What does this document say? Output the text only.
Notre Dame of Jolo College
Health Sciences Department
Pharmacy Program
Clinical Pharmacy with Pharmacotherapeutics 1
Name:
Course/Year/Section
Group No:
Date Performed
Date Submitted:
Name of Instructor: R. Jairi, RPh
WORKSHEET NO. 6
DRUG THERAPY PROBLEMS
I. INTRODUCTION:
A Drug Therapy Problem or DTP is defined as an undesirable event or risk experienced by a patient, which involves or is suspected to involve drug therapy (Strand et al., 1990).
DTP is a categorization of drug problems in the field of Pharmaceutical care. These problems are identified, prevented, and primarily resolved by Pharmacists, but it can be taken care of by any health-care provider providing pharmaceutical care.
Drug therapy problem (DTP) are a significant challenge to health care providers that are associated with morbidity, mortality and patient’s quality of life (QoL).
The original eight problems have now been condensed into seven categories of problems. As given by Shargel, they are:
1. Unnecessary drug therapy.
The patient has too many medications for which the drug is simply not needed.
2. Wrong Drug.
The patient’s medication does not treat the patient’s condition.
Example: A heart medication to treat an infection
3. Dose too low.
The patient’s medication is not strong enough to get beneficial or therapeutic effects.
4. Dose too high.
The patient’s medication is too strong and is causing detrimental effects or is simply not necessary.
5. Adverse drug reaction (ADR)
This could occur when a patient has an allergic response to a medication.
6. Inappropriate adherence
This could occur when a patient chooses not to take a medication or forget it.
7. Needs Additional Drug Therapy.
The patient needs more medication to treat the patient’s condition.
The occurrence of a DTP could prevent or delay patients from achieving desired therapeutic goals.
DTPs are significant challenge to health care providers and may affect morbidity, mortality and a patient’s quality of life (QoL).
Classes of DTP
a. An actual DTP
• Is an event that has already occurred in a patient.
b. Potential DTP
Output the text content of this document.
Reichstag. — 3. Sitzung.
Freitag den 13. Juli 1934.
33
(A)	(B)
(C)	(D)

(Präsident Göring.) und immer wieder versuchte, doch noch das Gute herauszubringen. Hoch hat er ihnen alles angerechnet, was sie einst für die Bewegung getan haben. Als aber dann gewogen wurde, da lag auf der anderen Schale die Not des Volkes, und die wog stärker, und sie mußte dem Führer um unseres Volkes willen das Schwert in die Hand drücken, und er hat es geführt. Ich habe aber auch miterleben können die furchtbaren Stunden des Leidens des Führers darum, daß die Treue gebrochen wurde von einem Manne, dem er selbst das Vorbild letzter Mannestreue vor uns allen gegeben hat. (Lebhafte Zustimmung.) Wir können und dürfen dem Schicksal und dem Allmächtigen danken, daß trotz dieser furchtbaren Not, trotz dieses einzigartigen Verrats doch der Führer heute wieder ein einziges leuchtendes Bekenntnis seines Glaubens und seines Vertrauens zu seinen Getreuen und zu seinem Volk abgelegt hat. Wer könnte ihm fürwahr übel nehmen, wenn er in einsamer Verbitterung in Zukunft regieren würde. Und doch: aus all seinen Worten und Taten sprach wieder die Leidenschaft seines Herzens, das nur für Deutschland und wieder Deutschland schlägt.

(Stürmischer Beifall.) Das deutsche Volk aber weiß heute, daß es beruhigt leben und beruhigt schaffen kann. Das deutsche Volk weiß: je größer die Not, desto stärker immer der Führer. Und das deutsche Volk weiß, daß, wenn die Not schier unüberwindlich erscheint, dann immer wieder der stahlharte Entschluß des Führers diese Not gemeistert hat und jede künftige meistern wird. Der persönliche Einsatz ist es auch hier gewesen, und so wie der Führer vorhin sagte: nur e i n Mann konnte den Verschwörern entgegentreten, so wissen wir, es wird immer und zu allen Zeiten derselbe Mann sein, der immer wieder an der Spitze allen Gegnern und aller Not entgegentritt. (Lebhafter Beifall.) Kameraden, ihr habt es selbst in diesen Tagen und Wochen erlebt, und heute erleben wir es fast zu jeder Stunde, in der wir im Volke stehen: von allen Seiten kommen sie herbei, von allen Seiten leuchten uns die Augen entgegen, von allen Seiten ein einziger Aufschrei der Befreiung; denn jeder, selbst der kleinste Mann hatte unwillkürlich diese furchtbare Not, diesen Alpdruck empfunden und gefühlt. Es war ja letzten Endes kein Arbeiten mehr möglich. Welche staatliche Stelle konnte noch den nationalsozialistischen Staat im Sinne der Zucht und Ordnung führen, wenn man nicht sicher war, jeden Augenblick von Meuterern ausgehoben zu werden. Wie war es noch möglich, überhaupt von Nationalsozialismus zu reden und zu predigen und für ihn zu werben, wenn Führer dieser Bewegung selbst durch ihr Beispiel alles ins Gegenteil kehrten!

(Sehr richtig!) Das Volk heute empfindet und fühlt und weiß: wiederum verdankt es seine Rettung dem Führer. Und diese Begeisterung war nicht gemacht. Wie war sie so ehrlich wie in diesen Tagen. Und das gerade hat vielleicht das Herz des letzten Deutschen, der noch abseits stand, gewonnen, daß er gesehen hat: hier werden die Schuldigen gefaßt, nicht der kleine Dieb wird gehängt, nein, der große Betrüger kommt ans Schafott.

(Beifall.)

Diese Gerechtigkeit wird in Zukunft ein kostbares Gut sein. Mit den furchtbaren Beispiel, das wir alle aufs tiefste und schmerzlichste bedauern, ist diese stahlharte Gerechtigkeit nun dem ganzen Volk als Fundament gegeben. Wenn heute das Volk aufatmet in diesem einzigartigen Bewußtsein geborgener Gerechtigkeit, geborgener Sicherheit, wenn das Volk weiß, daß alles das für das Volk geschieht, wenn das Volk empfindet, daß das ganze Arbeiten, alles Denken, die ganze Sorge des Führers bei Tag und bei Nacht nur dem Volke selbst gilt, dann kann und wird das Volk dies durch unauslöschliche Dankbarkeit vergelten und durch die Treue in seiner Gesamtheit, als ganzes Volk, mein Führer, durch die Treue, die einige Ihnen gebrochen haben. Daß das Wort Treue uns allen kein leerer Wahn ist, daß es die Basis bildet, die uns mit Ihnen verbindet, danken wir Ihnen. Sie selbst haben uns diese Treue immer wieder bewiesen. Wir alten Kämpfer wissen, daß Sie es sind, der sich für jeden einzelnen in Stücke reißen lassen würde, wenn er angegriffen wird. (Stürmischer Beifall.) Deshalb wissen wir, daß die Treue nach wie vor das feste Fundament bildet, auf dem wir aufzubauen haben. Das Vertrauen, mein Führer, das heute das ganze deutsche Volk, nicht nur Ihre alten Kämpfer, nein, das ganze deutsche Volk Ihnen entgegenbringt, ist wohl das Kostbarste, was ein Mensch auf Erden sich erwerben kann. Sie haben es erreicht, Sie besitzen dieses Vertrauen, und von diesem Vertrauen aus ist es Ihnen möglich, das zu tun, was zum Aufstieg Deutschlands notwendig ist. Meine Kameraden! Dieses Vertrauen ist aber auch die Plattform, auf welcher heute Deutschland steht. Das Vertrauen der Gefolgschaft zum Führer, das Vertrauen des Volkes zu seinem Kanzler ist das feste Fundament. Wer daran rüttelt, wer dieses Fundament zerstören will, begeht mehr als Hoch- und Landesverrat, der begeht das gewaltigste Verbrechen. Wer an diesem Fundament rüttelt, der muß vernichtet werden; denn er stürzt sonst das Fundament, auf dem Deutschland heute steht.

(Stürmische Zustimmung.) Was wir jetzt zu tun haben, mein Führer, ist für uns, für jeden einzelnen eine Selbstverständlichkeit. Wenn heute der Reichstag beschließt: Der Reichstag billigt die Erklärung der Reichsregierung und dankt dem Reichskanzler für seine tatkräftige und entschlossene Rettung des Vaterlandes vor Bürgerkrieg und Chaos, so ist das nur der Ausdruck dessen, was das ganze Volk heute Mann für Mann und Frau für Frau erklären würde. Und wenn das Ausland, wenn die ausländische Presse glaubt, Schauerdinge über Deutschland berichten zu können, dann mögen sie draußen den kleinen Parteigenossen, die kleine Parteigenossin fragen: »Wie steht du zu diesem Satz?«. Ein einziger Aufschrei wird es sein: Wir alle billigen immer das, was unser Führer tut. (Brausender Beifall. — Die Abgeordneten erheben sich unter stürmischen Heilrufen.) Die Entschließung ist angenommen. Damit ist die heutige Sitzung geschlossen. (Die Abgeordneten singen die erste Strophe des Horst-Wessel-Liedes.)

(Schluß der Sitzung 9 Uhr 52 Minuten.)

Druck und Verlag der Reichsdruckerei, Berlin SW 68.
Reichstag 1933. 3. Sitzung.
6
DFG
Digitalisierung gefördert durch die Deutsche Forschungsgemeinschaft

Exercise objective =>
In the records above, find every line containing the word "Output" and show it.

Answer box =>
What does this document say? Output the text only.
Output the text content of this document.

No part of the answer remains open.